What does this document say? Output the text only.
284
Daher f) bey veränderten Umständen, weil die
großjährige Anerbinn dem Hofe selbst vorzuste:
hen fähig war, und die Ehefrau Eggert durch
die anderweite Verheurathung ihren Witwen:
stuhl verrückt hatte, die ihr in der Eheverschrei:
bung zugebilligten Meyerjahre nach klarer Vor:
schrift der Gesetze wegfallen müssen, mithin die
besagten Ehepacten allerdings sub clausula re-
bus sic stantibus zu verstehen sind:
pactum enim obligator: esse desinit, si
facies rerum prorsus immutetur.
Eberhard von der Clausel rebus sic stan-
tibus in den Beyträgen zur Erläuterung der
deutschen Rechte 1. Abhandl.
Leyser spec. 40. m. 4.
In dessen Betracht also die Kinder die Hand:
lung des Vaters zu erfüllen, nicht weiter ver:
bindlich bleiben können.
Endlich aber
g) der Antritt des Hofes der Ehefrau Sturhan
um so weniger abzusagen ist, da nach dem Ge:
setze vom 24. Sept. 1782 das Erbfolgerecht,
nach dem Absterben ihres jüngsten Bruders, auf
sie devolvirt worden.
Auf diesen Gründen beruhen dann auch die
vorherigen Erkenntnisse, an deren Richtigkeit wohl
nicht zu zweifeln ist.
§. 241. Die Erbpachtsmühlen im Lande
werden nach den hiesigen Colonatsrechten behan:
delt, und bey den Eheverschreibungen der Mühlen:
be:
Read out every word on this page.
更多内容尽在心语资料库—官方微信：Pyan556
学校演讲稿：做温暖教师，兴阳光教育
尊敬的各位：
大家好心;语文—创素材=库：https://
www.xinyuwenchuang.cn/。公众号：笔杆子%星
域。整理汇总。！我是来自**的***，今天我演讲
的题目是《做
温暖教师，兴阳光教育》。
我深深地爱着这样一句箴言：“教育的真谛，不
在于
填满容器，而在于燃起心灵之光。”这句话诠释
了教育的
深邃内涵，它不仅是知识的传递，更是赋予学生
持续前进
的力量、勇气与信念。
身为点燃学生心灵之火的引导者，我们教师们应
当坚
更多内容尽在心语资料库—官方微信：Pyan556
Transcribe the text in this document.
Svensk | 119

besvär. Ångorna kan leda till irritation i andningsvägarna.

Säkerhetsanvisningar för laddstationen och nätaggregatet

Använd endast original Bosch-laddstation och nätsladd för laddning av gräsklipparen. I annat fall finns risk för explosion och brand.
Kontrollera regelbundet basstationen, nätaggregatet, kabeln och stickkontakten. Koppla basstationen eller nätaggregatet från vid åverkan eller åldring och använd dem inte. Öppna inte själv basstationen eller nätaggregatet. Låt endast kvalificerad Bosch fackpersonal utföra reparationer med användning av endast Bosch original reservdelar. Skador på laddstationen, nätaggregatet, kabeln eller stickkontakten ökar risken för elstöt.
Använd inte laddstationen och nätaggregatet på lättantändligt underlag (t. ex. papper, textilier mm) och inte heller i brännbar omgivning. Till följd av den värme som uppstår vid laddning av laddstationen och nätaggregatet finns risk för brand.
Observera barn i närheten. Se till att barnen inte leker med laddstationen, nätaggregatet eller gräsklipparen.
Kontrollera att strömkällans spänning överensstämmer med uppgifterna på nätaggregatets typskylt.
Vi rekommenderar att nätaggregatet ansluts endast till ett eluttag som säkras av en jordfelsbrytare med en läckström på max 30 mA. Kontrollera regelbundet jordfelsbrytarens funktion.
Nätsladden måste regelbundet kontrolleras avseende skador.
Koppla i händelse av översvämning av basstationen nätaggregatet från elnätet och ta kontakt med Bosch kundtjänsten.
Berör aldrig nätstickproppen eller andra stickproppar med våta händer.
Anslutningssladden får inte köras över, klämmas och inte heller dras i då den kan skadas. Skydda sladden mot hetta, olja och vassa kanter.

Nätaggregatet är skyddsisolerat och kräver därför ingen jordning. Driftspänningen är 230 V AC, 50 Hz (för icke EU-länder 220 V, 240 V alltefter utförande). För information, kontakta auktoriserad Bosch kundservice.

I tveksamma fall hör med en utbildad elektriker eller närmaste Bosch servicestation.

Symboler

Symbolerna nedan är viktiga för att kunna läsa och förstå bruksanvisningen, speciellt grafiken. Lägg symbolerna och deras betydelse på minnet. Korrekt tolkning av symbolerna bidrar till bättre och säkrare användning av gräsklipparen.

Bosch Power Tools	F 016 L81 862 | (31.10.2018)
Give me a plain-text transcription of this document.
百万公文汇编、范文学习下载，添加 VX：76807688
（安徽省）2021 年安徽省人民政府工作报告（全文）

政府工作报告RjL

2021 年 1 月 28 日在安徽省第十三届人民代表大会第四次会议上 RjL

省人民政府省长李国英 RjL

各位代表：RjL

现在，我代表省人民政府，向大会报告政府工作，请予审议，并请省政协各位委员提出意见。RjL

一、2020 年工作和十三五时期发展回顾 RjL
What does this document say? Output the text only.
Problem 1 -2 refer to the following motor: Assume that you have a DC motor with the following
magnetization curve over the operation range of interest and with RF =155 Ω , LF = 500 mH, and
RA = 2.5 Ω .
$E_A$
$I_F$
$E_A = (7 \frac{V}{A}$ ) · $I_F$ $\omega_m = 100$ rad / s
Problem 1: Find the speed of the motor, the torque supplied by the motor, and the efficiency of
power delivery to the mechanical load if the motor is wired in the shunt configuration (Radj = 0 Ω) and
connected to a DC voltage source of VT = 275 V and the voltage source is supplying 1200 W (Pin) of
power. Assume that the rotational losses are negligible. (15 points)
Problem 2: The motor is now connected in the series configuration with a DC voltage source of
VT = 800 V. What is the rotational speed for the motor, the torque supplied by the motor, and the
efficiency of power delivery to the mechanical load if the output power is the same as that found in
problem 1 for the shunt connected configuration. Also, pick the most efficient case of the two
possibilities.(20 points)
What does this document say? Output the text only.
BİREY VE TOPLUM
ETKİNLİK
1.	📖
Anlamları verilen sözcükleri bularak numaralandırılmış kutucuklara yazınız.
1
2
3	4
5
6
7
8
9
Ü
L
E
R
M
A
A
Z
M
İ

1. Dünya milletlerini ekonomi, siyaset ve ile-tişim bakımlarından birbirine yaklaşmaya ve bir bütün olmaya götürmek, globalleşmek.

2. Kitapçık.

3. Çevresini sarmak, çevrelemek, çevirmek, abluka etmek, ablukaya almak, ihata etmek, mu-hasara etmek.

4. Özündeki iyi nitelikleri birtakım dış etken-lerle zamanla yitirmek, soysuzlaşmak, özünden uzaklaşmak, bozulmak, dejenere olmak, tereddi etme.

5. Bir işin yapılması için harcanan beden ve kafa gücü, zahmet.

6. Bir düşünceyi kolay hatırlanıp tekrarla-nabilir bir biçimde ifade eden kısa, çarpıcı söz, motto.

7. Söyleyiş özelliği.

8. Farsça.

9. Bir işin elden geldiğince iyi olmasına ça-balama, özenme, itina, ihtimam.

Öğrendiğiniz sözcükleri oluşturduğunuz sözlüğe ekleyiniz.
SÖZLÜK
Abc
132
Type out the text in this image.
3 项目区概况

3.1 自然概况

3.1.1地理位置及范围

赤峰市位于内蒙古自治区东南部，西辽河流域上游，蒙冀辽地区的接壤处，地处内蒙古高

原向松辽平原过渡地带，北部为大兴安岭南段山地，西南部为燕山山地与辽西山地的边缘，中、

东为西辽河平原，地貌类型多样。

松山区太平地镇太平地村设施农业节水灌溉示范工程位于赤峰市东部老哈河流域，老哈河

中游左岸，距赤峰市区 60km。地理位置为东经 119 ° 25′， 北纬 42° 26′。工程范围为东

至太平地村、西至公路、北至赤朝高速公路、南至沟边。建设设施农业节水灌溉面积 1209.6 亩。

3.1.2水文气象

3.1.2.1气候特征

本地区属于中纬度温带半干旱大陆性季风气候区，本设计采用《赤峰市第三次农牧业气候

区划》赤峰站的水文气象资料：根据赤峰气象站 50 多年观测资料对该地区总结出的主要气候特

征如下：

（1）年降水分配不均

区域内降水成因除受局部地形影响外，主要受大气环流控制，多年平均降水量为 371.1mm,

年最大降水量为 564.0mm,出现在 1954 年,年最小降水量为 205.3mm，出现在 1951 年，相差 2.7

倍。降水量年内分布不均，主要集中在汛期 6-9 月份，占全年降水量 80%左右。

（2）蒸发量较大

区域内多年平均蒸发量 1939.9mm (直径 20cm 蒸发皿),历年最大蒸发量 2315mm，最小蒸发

=======

Pick out all the lines with the word "endast" in them and copy them.

Använd endast original Bosch-laddstation och nätsladd för laddning av gräsklipparen. I annat fall finns risk för explosion och brand.
Kontrollera regelbundet basstationen, nätaggregatet, kabeln och stickkontakten. Koppla basstationen eller nätaggregatet från vid åverkan eller åldring och använd dem inte. Öppna inte själv basstationen eller nätaggregatet. Låt endast kvalificerad Bosch fackpersonal utföra reparationer med användning av endast Bosch original reservdelar. Skador på laddstationen, nätaggregatet, kabeln eller stickkontakten ökar risken för elstöt.
Vi rekommenderar att nätaggregatet ansluts endast till ett eluttag som säkras av en jordfelsbrytare med en läckström på max 30 mA. Kontrollera regelbundet jordfelsbrytarens funktion.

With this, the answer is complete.